(Saved entries)
________________________________________
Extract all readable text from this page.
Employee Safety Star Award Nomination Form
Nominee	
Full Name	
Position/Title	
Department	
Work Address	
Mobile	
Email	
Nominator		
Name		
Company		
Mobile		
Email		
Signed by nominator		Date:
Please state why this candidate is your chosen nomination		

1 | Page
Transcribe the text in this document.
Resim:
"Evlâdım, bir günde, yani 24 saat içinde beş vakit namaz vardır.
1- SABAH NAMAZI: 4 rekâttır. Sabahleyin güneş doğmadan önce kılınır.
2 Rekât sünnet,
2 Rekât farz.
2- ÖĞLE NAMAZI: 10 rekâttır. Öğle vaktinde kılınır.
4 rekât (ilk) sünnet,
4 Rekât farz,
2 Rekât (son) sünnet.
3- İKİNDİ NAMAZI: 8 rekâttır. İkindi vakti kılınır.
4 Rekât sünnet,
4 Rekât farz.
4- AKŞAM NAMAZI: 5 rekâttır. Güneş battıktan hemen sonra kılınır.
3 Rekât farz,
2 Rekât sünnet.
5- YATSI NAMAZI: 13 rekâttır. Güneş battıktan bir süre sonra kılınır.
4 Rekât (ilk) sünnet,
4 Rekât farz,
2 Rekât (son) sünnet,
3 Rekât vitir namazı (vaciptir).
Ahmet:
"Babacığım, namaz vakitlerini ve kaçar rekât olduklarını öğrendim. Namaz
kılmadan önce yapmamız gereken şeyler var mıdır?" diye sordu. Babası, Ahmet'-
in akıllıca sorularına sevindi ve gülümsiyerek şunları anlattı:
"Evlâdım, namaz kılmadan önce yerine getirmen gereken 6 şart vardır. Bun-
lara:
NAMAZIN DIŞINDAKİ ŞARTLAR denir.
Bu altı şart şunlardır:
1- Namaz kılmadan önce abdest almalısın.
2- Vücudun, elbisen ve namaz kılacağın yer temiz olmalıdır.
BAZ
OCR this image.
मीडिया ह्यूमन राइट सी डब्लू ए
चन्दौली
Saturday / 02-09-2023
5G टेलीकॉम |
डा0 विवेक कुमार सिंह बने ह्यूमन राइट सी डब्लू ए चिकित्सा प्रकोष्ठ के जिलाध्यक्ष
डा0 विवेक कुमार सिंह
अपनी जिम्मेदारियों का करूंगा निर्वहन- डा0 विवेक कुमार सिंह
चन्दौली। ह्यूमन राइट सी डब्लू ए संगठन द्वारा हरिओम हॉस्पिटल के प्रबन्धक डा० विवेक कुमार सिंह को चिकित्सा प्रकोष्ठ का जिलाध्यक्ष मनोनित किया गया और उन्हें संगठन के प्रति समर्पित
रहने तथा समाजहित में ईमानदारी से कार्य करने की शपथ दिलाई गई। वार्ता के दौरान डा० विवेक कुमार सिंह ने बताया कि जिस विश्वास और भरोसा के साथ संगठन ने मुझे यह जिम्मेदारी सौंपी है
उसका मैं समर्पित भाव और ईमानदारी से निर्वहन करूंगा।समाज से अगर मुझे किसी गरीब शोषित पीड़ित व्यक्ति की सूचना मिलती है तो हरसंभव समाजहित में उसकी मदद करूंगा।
________________________________________
• [GOAL]
Copy each line from the data above that includes "vardır".

• [RESULT]
"Evlâdım, bir günde, yani 24 saat içinde beş vakit namaz vardır.
"Evlâdım, namaz kılmadan önce yerine getirmen gereken 6 şart vardır. Bun-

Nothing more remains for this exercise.